NengQian/taobaoSpider

taobao商品图片爬虫

Python

[淘宝商品图片爬虫][tmall_crawler]

使用教程

下载chrome浏览器（https://www.google.com/chrome/?brand=YTUH&gclid=Cj0KCQjwr4eYBhDrARIsANPywCg6cnnR7qZhs6K63AmNnZTmzs65DVXD1_vU2_R3HZ9iO54XkJAgExEaApokEALw_wcB&gclsrc=aw.ds）
查看chrome浏览器的版本号，下载对应版本号的chromedriver驱动（https://chromedriver.chromium.org/）
pip安装下列包
- pip install selenium

#改成你的chromedriver的完整路径地址
chromeDirverPath = r'D:\project\chromedriver/chromedriver.exe'
#改成想要爬的商品关键词
itemKey = "洗发水"
#输出图片目录
outputDir = './test'
#爬取页面数量
pagesNum = 3

运行脚本

python taobaoSpider.py 篮球鞋 1 ./shoes
# 以篮球鞋为关键词，下载淘宝该关键词下第一页的所有商品图片到./shoes目录

需要手机淘宝扫码登录网页淘宝。

爬取的图片会保存在上面outputDir目录中。

在windows中直接运行可执行程序

# 打开命令行（在开始菜单中搜索cmd）
# 移动到./dist目录下
taobaoSpider.exe 篮球鞋 1 ./shoes

参考

https://github.com/shengqiangzhang/examples-of-web-crawlers

selenium安装参考： https://selenium-python-zh.readthedocs.io/en/latest/

[TODO]

从淘宝爬商品图片
1. todo：点入商品页面的6张图片是否也要爬？
2. 不知道为何，有时候会爬不到，是wait sleep的问题么？
通过ocr将图片中的词识别
1. todo：清理识别错误的词
2. todo：寻找更可靠的ocr
清理数据
1. 使用nlp模型？
2. 使用别的常规手段清理？
跑数据分析
1. tdlda？那俩？

- **书面任务 1**:
这篇淘宝商品图片爬虫说明讲了什么？请用两句话概括。
上面的文本和下面的记录是彼此独立的两份材料。

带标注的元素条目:
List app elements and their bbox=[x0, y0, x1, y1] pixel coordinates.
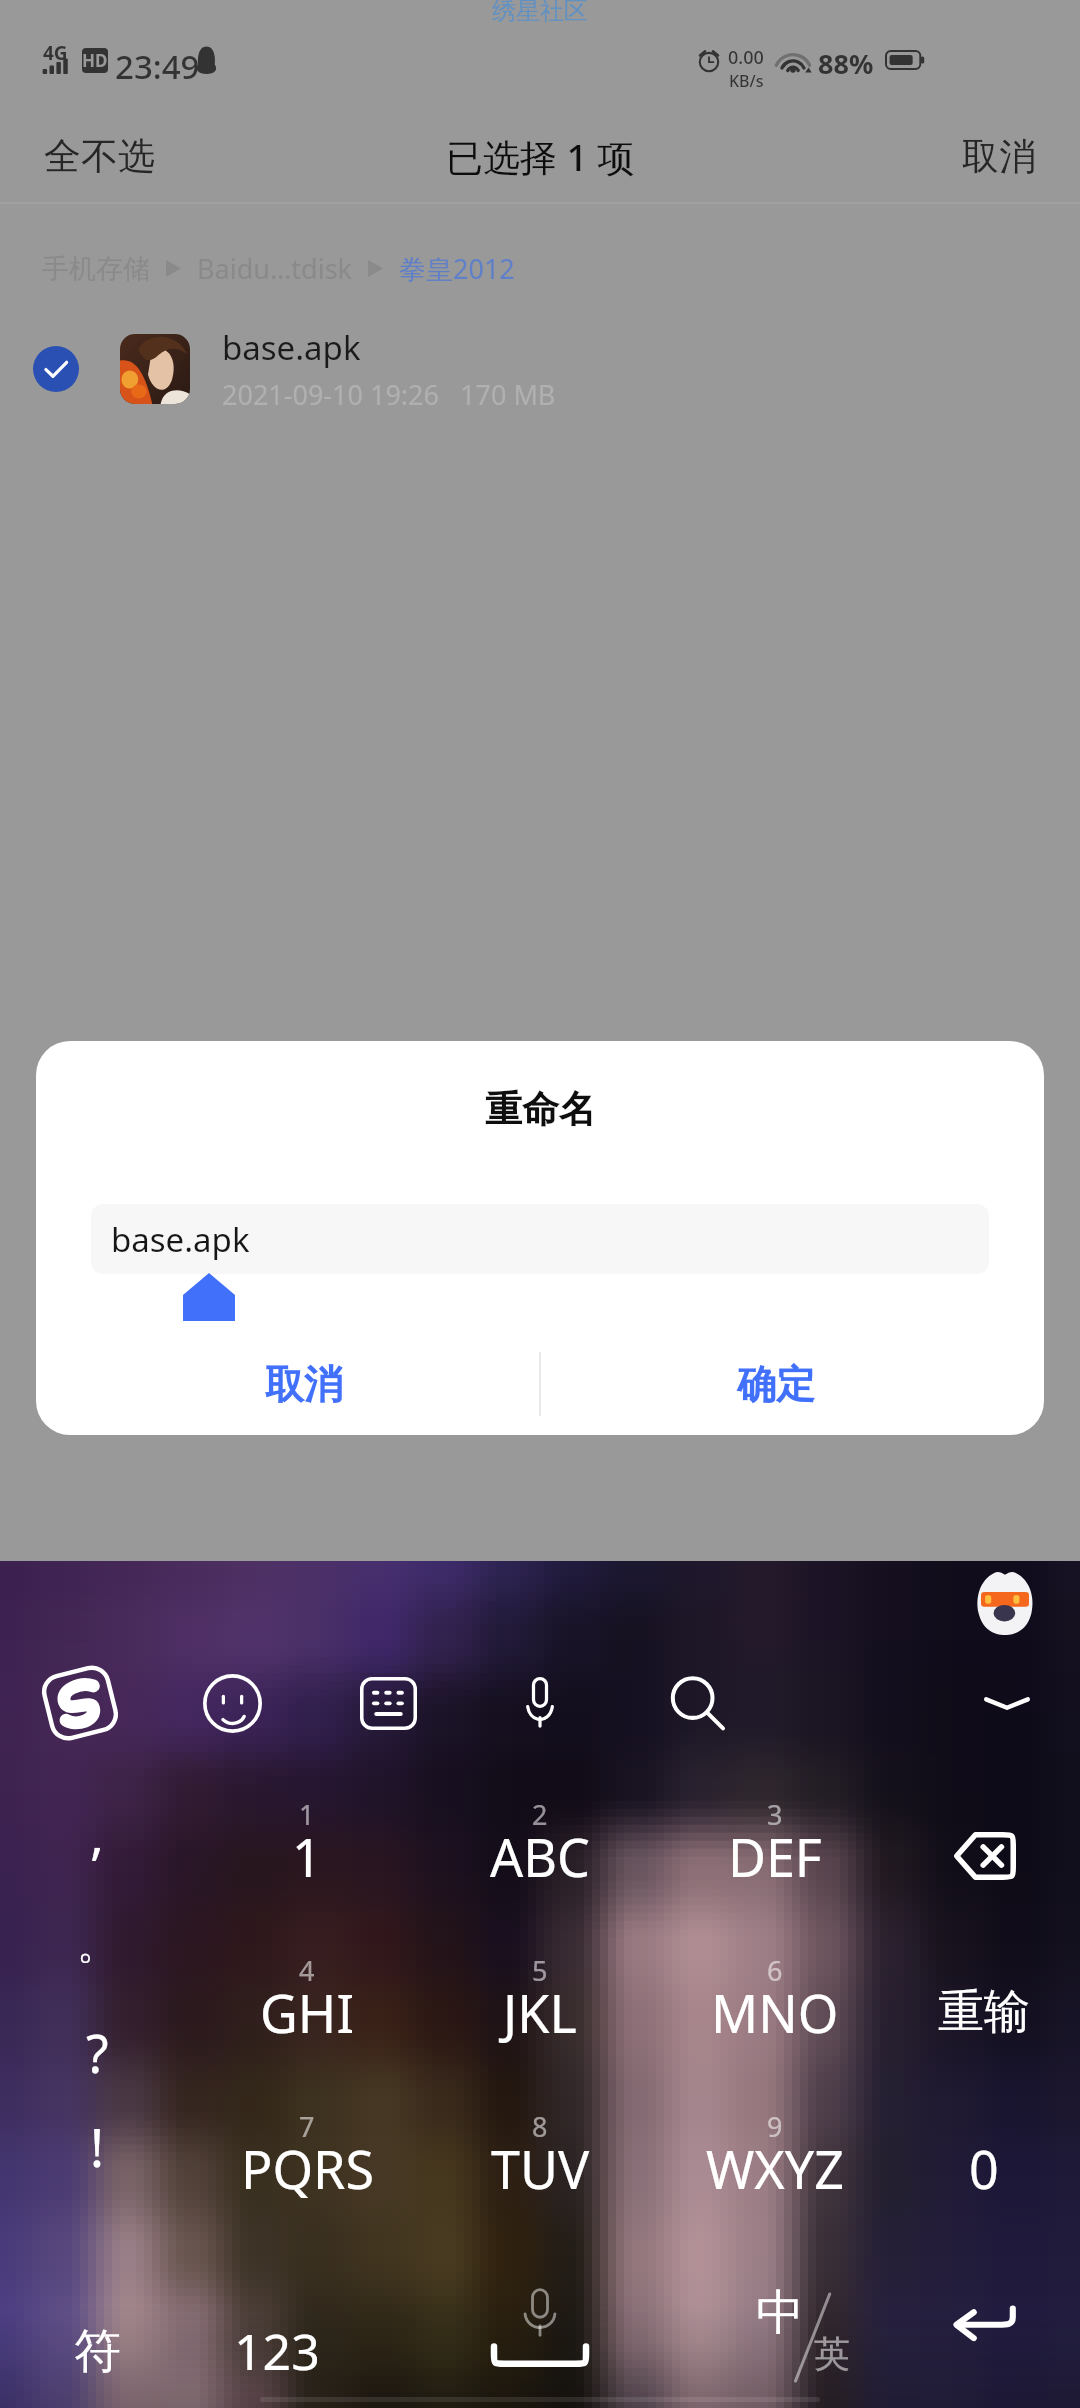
staticText: TUV bbox=[491, 2133, 590, 2204]
staticText: 重命名 bbox=[485, 1086, 596, 1133]
button[interactable]: Backspace bbox=[894, 1786, 1074, 1926]
button[interactable]: DEF bbox=[655, 1778, 895, 1934]
button[interactable]: ABC bbox=[420, 1778, 660, 1934]
button[interactable]: Baidu…tdisk bbox=[197, 250, 352, 287]
staticText: 2 bbox=[532, 1796, 548, 1833]
staticText: , bbox=[90, 1798, 104, 1869]
staticText: 3 bbox=[767, 1796, 783, 1833]
button[interactable]: 1 bbox=[187, 1778, 427, 1934]
button[interactable]: Space bbox=[450, 2261, 630, 2401]
button[interactable]: 0 bbox=[864, 2090, 1080, 2246]
button[interactable]: Comma bbox=[32, 1781, 162, 1885]
button[interactable]: TUV bbox=[420, 2090, 660, 2246]
button[interactable]: 手机存储 bbox=[42, 252, 150, 286]
button[interactable]: Sogou keyboard bbox=[32, 1655, 128, 1751]
staticText: 88% bbox=[818, 45, 874, 82]
staticText: 1 bbox=[299, 1796, 315, 1833]
staticText: ABC bbox=[490, 1821, 590, 1892]
staticText: 取消 bbox=[962, 133, 1036, 180]
staticText: 1 bbox=[292, 1821, 322, 1892]
staticText: ! bbox=[90, 2111, 104, 2182]
button[interactable]: 取消 bbox=[918, 117, 1080, 196]
staticText: 。 bbox=[77, 1919, 117, 1969]
staticText: 0 bbox=[969, 2133, 999, 2204]
button[interactable]: Hide keyboard bbox=[959, 1655, 1055, 1751]
button[interactable]: Assistant bbox=[965, 1563, 1045, 1643]
button[interactable]: 确定 bbox=[616, 1334, 936, 1434]
staticText: 英 bbox=[814, 2331, 850, 2376]
staticText: DEF bbox=[728, 1821, 822, 1892]
staticText: 0.00 bbox=[728, 45, 764, 70]
button[interactable]: Exclamation mark bbox=[32, 2094, 162, 2198]
staticText: 取消 bbox=[265, 1360, 343, 1409]
staticText: 6 bbox=[767, 1952, 783, 1989]
staticText: 23:49 bbox=[115, 44, 200, 89]
staticText: 7 bbox=[299, 2108, 315, 2145]
staticText: ? bbox=[86, 2017, 109, 2088]
staticText: 重输 bbox=[938, 1983, 1030, 2041]
button[interactable]: Enter bbox=[894, 2253, 1074, 2393]
staticText: HD bbox=[82, 49, 108, 72]
staticText: 绣星社区 bbox=[492, 0, 588, 26]
staticText: base.apk bbox=[111, 1217, 250, 1262]
staticText: PQRS bbox=[241, 2133, 374, 2204]
staticText: GHI bbox=[260, 1977, 355, 2048]
staticText: 8 bbox=[532, 2108, 548, 2145]
staticText: KB/s bbox=[729, 70, 764, 92]
staticText: 123 bbox=[234, 2317, 320, 2385]
button[interactable]: 拳皇2012 bbox=[399, 250, 515, 287]
staticText: WXYZ bbox=[706, 2133, 845, 2204]
button[interactable]: 取消 bbox=[144, 1334, 464, 1434]
button[interactable]: PQRS bbox=[187, 2090, 427, 2246]
button[interactable]: JKL bbox=[420, 1934, 660, 2090]
button[interactable]: Period bbox=[32, 1892, 162, 1996]
staticText: 5 bbox=[532, 1952, 548, 1989]
staticText: base.apk bbox=[222, 325, 361, 370]
button[interactable]: Keyboard layout bbox=[340, 1655, 436, 1751]
button[interactable]: Voice input bbox=[492, 1655, 588, 1751]
button[interactable]: base.apk bbox=[0, 313, 1080, 425]
staticText: 2021-09-10 19:26 170 MB bbox=[222, 376, 556, 413]
staticText: MNO bbox=[711, 1977, 839, 2048]
button[interactable]: Search bbox=[649, 1655, 745, 1751]
staticText: 符 bbox=[74, 2322, 121, 2381]
staticText: JKL bbox=[503, 1977, 577, 2048]
staticText: 4 bbox=[299, 1952, 315, 1989]
staticText: 4G bbox=[43, 40, 68, 66]
button[interactable]: GHI bbox=[187, 1934, 427, 2090]
staticText: 全不选 bbox=[44, 133, 155, 180]
staticText: 中 bbox=[756, 2283, 804, 2343]
staticText: 确定 bbox=[737, 1360, 815, 1409]
button[interactable]: Emoji bbox=[184, 1655, 280, 1751]
button[interactable]: Numbers bbox=[187, 2291, 367, 2408]
button[interactable]: WXYZ bbox=[655, 2090, 895, 2246]
button[interactable]: Chinese or English bbox=[710, 2273, 900, 2408]
button[interactable]: Question mark bbox=[32, 2000, 162, 2104]
button[interactable]: 重输 bbox=[864, 1934, 1080, 2090]
button[interactable]: 全不选 bbox=[0, 117, 199, 196]
button[interactable]: MNO bbox=[655, 1934, 895, 2090]
button[interactable]: Symbols bbox=[32, 2291, 162, 2408]
button[interactable]: base.apk bbox=[91, 1204, 989, 1274]
staticText: 9 bbox=[767, 2108, 783, 2145]
staticText: 已选择 1 项 bbox=[446, 131, 635, 182]
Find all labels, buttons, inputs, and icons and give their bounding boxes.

- **书面任务 2**:
记录里有哪些行含有字符串“PQRS”？请把这些行逐一摘出。

- **练习输出 1**:
这是一个用 Python 编写的淘宝商品图片爬虫，使用前需下载 Chrome 浏览器和对应版本的 chromedriver 驱动，并用 pip 安装 selenium。在脚本中设置 chromedriver 路径、商品关键词、输出目录和爬取页面数量后运行，需用手机淘宝扫码登录网页淘宝，爬取的图片会保存在 outputDir 目录中。

- **练习输出 2**:
staticText: PQRS bbox=[241, 2133, 374, 2204]
button[interactable]: PQRS bbox=[187, 2090, 427, 2246]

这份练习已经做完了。